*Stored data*
====
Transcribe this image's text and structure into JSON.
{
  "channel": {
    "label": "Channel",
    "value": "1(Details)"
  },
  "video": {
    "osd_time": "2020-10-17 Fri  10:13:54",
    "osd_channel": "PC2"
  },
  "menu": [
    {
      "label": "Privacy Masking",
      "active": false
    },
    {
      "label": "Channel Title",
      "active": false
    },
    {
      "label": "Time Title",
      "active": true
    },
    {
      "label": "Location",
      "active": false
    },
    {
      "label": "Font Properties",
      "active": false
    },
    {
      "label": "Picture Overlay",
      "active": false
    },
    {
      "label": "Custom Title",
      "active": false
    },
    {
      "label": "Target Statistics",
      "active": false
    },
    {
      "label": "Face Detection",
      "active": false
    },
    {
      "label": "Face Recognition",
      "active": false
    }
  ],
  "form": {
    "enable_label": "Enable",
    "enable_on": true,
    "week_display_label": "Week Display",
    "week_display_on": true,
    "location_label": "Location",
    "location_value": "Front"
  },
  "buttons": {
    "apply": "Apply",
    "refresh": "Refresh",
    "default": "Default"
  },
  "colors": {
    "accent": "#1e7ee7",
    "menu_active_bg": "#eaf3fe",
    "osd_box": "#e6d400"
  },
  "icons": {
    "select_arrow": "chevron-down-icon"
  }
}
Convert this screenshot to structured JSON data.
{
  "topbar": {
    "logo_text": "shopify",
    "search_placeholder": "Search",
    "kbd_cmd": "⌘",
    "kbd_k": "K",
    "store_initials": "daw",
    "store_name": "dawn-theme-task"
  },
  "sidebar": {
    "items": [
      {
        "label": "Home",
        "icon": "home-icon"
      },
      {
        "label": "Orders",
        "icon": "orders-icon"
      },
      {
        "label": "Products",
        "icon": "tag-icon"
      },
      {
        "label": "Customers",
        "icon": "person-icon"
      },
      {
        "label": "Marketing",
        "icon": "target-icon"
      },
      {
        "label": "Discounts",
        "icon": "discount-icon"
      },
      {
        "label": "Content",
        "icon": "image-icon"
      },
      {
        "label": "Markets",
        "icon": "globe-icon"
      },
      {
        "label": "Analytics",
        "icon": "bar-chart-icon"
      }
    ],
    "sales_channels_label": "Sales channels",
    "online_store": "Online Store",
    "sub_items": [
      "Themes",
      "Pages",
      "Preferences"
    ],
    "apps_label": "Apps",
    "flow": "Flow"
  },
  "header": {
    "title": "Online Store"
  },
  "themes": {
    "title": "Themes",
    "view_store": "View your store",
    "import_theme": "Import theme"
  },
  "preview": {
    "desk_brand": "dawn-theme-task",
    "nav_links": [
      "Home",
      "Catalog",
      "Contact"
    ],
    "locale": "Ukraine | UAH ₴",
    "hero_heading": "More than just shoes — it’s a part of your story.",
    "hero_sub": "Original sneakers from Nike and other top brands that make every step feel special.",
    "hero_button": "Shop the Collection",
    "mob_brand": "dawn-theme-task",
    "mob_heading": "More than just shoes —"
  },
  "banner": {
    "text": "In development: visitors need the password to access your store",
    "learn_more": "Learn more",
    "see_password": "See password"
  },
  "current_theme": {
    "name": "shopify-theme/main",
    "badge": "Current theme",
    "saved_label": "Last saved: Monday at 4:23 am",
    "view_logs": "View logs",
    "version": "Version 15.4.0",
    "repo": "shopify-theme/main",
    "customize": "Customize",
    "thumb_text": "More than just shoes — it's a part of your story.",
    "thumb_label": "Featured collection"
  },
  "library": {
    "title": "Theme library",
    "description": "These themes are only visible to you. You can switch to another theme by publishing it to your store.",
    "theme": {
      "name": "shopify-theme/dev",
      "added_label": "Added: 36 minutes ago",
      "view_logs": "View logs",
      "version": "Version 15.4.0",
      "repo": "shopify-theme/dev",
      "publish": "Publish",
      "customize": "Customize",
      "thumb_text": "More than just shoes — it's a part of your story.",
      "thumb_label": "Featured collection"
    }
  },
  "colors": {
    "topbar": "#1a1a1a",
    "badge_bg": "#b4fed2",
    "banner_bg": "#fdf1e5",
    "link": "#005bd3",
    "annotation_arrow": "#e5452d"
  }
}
====
*EXERCISE BRIEF*
Search the records for the string "Online" and return every line in which it occurs.

*PROBLEM SOLUTION*
    "online_store": "Online Store",
    "title": "Online Store"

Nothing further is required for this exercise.